● THE TASK:
Restate each entry word for word, leaving nothing out.

_ _ _ _

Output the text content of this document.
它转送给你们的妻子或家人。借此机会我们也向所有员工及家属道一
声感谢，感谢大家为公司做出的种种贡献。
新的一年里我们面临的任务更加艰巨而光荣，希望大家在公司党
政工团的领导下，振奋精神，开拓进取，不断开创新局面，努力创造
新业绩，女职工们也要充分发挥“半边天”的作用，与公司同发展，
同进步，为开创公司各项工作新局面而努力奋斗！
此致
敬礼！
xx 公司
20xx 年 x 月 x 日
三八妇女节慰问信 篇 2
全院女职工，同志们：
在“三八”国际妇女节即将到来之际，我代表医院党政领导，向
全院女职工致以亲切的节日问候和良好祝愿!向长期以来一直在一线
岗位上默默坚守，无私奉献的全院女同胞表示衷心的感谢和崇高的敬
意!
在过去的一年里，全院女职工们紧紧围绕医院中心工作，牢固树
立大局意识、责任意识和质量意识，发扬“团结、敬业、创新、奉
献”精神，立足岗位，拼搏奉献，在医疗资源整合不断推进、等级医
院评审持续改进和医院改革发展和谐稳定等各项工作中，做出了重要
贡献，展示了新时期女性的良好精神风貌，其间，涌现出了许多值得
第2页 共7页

_ _ _ _

● ANSWER BELOW:
Output the text content of this document.
它转送给你们的妻子或家人。借此机会我们也向所有员工及家属道一
声感谢，感谢大家为公司做出的种种贡献。
新的一年里我们面临的任务更加艰巨而光荣，希望大家在公司党
政工团的领导下，振奋精神，开拓进取，不断开创新局面，努力创造
新业绩，女职工们也要充分发挥“半边天”的作用，与公司同发展，
同进步，为开创公司各项工作新局面而努力奋斗！
此致
敬礼！
xx 公司
20xx 年 x 月 x 日
三八妇女节慰问信 篇 2
全院女职工，同志们：
在“三八”国际妇女节即将到来之际，我代表医院党政领导，向
全院女职工致以亲切的节日问候和良好祝愿!向长期以来一直在一线
岗位上默默坚守，无私奉献的全院女同胞表示衷心的感谢和崇高的敬
意!
在过去的一年里，全院女职工们紧紧围绕医院中心工作，牢固树
立大局意识、责任意识和质量意识，发扬“团结、敬业、创新、奉
献”精神，立足岗位，拼搏奉献，在医疗资源整合不断推进、等级医
院评审持续改进和医院改革发展和谐稳定等各项工作中，做出了重要
贡献，展示了新时期女性的良好精神风貌，其间，涌现出了许多值得
第2页 共7页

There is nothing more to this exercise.